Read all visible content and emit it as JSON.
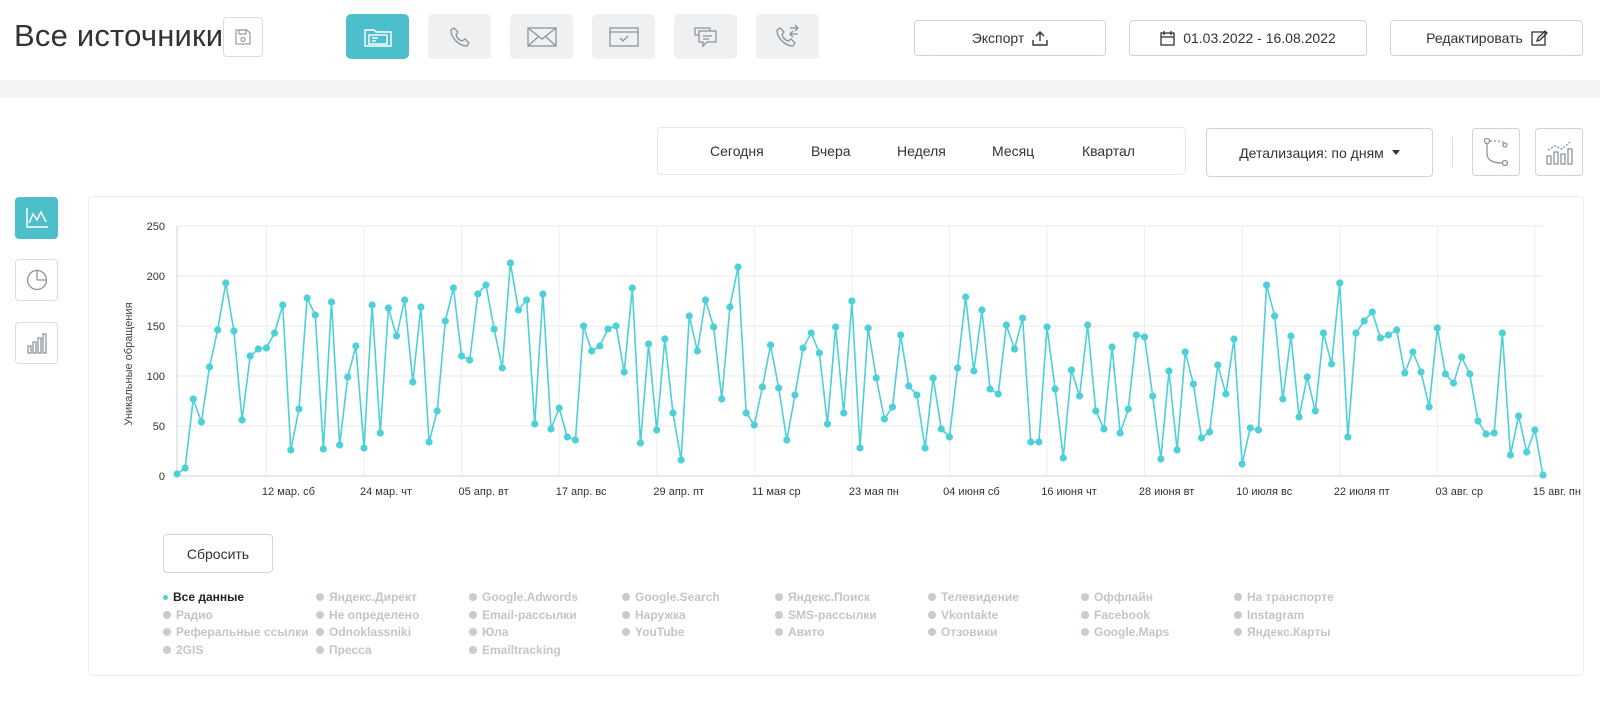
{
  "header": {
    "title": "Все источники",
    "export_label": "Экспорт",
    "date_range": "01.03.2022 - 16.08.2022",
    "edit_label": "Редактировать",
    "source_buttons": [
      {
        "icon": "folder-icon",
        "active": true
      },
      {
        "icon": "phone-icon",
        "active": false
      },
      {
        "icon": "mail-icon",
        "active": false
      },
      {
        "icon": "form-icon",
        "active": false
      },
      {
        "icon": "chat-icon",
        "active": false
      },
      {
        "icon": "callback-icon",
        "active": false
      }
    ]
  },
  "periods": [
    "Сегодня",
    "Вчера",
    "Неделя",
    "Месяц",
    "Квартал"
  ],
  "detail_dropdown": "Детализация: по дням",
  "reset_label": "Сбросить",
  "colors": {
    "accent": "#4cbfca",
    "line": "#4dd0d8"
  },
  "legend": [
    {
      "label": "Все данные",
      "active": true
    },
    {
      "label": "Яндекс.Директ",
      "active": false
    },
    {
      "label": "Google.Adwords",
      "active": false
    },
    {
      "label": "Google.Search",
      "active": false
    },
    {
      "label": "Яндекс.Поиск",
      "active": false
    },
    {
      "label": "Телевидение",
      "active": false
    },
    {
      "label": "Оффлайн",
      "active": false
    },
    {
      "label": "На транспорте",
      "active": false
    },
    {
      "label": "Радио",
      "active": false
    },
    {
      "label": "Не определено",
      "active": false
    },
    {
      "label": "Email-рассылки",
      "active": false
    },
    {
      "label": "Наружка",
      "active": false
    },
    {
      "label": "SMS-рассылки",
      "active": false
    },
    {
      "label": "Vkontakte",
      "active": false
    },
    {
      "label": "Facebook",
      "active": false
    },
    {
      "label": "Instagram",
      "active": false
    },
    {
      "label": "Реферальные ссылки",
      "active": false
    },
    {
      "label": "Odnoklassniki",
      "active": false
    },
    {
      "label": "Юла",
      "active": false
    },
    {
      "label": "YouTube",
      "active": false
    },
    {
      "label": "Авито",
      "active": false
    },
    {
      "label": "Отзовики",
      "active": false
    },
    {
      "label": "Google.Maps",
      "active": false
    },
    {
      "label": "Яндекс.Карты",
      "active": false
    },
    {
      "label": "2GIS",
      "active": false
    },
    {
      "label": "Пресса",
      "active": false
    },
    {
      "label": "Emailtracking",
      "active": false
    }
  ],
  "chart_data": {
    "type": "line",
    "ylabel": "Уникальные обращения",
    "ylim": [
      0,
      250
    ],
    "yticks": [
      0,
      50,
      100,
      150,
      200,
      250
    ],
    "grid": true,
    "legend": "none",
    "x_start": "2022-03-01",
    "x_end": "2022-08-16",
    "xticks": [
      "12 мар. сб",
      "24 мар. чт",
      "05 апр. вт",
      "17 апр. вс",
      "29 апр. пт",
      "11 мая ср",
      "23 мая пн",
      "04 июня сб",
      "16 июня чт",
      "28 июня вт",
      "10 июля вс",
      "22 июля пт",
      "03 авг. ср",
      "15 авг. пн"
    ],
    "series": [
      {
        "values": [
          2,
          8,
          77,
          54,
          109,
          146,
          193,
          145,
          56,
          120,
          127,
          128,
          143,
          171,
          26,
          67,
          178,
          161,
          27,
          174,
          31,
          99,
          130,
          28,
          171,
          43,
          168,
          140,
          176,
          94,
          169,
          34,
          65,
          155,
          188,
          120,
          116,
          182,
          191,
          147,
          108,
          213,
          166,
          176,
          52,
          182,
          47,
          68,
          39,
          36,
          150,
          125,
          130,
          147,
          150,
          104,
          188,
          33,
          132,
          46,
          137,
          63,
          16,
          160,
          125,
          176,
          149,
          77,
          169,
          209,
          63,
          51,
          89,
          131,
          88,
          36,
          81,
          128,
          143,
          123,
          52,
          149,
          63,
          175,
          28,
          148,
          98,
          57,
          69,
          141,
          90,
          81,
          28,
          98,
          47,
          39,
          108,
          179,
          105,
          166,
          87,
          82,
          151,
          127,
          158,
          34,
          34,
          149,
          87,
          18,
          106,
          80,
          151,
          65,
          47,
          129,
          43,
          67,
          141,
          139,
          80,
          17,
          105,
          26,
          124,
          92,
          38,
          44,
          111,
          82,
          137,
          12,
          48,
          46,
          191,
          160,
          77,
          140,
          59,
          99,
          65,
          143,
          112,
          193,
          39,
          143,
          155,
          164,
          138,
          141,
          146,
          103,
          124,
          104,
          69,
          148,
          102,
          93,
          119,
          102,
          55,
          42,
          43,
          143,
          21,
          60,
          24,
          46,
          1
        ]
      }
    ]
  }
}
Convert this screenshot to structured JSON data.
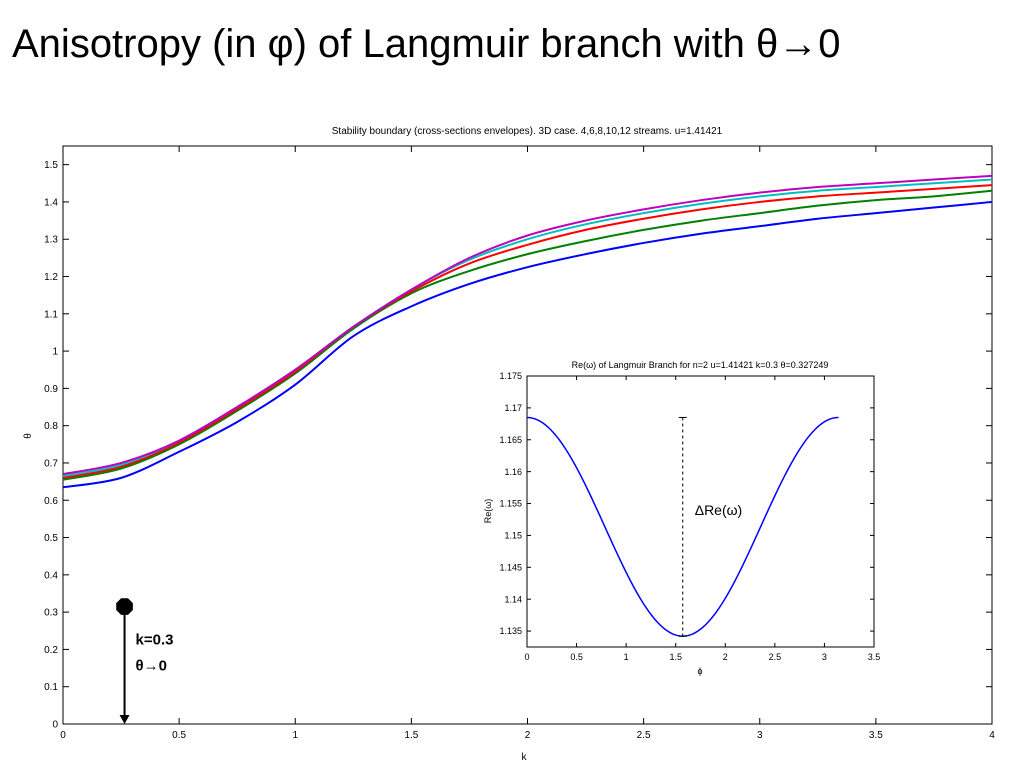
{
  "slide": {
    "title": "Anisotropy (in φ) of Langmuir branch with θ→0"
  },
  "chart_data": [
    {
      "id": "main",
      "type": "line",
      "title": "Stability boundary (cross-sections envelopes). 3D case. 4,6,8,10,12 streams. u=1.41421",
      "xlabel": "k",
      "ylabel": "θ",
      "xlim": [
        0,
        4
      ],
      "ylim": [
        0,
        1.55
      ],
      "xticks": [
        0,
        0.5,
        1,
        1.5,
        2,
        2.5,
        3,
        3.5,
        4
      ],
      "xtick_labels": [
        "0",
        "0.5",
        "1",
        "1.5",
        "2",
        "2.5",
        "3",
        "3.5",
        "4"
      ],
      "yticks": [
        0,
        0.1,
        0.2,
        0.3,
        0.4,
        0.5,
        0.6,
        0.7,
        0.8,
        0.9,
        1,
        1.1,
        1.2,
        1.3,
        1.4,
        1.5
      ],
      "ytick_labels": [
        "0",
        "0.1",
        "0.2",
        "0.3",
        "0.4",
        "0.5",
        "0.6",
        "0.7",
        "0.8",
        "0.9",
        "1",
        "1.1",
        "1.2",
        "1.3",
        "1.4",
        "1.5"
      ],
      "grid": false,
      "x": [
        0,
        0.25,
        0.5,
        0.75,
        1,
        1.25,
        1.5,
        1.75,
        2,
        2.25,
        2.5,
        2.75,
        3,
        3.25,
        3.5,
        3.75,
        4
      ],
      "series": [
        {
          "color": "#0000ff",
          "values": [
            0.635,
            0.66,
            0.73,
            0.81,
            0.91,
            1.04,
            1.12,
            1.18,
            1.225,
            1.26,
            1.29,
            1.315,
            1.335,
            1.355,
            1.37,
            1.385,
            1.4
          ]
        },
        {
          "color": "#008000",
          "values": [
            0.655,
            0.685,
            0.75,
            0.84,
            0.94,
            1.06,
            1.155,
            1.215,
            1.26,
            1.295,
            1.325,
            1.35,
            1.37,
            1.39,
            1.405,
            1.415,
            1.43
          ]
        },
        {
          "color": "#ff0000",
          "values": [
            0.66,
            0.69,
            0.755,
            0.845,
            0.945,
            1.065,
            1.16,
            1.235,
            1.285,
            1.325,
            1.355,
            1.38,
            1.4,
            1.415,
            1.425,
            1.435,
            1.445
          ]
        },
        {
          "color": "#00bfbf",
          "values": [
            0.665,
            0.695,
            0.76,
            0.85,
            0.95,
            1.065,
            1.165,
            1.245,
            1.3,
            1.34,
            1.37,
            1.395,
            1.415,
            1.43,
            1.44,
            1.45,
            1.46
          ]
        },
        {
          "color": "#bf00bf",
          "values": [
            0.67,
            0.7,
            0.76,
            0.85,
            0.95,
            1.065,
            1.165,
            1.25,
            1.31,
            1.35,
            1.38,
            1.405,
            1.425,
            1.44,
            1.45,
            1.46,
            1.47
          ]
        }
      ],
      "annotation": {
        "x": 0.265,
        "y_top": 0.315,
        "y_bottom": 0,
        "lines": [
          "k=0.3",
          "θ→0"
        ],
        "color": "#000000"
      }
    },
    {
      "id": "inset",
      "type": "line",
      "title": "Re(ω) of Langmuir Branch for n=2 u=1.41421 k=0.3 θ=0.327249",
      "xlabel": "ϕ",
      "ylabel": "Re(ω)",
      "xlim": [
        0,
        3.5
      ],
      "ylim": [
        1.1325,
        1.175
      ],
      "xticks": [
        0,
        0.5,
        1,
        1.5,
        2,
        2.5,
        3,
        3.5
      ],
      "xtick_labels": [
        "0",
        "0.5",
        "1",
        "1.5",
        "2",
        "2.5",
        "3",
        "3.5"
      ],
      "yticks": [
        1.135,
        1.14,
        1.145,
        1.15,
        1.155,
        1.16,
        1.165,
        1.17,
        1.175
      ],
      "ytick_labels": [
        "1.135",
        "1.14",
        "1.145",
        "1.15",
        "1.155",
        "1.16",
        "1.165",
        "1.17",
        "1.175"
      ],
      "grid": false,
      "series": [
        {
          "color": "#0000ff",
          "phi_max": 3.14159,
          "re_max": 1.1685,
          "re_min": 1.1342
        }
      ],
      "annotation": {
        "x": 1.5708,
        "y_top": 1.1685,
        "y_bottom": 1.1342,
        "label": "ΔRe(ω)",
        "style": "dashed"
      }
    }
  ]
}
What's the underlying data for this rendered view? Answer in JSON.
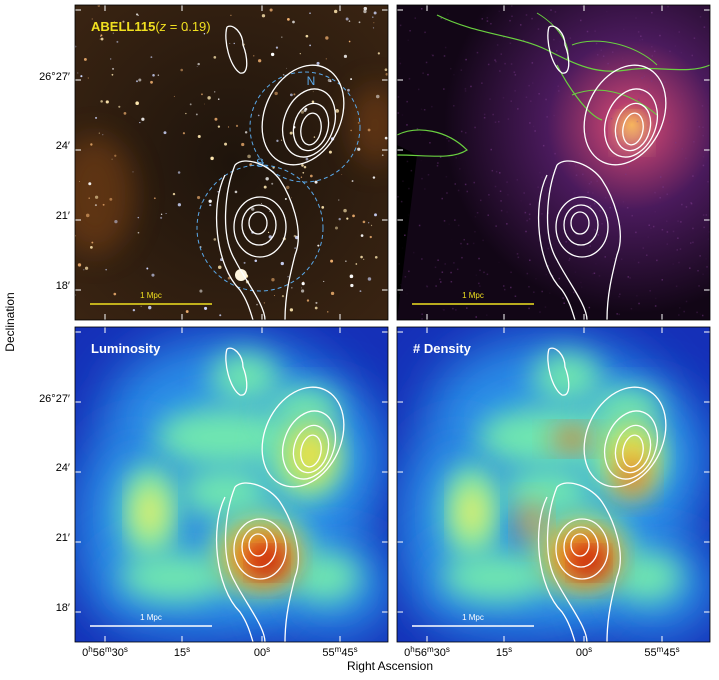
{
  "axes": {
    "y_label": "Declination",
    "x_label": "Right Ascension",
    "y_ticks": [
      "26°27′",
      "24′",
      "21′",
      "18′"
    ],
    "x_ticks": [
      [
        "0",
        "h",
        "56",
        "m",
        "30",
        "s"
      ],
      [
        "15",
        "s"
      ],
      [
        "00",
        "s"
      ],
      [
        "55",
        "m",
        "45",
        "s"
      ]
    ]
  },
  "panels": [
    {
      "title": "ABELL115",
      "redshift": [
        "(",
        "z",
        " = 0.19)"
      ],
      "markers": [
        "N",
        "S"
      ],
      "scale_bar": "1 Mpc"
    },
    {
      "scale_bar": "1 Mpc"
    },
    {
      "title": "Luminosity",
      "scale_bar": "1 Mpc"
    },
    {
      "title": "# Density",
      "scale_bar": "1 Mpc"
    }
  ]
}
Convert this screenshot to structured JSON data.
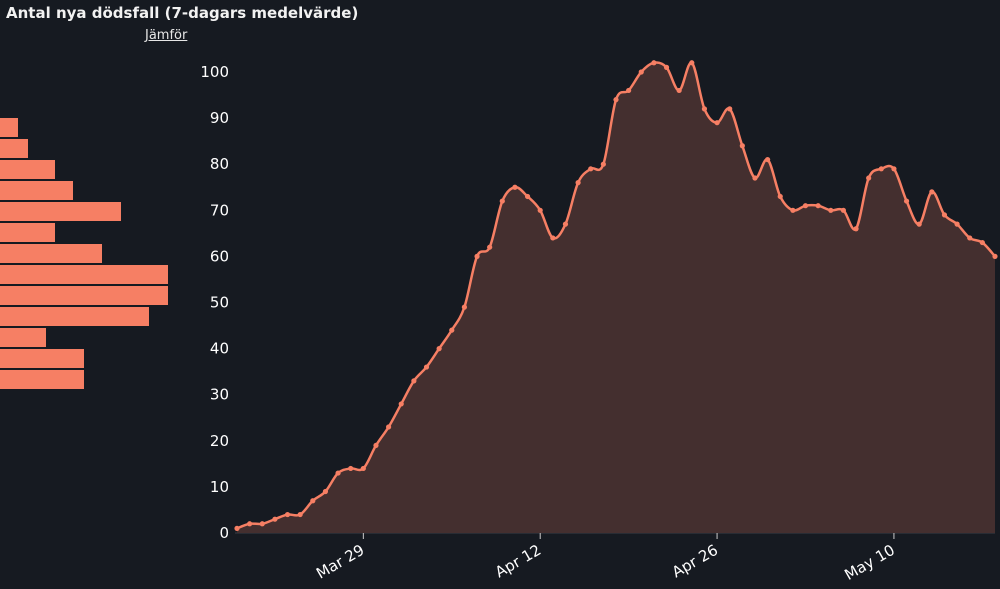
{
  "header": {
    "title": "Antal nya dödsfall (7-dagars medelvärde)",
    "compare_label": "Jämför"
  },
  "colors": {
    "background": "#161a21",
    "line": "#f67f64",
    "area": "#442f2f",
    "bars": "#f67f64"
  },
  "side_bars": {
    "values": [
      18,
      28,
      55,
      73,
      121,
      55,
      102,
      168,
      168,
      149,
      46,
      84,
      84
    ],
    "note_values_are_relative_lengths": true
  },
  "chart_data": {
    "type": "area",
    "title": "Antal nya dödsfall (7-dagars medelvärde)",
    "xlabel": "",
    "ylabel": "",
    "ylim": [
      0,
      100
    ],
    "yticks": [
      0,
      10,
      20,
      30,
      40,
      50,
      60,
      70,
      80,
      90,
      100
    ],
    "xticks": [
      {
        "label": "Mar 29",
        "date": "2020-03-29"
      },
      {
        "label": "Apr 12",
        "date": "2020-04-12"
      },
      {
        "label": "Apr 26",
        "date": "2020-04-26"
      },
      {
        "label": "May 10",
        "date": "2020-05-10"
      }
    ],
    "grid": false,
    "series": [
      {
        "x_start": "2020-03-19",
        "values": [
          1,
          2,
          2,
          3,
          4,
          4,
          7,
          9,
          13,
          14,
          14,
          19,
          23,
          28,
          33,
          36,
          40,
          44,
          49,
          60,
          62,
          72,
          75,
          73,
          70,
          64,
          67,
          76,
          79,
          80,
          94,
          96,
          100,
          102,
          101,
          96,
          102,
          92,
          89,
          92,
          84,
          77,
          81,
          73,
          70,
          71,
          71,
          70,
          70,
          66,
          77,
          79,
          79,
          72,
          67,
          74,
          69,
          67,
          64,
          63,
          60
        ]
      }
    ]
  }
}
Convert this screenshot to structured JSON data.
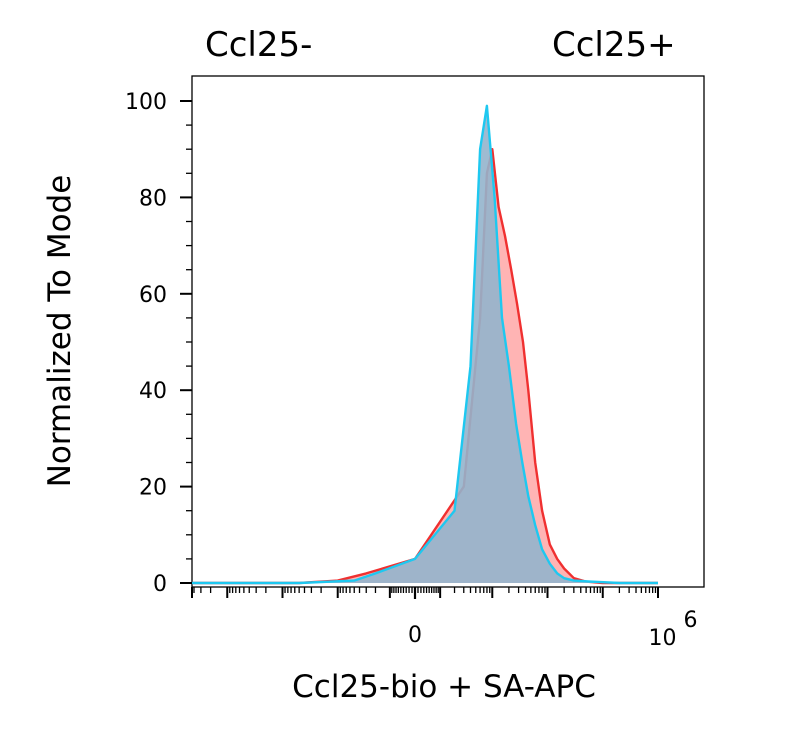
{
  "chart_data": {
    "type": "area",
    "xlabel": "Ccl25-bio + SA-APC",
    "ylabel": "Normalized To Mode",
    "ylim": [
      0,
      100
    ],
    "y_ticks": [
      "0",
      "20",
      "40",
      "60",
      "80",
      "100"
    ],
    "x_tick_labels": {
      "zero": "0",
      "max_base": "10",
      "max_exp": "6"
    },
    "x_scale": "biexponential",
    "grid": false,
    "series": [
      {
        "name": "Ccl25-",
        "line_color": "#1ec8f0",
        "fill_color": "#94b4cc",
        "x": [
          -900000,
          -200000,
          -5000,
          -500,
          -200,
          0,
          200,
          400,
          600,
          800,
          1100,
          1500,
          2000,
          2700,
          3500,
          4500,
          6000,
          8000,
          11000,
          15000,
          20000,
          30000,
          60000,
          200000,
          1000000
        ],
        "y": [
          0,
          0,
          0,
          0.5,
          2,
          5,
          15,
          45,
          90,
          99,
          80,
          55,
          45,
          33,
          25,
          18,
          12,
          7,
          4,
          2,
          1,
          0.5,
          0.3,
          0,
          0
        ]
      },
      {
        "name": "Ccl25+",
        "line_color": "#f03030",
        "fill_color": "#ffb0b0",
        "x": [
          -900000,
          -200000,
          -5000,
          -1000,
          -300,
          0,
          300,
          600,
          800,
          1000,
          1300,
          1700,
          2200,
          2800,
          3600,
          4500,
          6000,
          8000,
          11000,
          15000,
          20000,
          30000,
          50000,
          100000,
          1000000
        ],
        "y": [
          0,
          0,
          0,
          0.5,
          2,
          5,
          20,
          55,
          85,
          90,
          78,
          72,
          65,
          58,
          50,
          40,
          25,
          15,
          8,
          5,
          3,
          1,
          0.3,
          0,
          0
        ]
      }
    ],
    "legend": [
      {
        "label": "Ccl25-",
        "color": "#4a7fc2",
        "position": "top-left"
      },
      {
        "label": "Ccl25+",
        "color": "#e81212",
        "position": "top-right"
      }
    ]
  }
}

* What is asked *
Write out every line of the entries that holds the word "Яндекс".

* Expected answer *
      "label": "Яндекс.Директ",
      "label": "Яндекс.Поиск",
      "label": "Яндекс.Карты",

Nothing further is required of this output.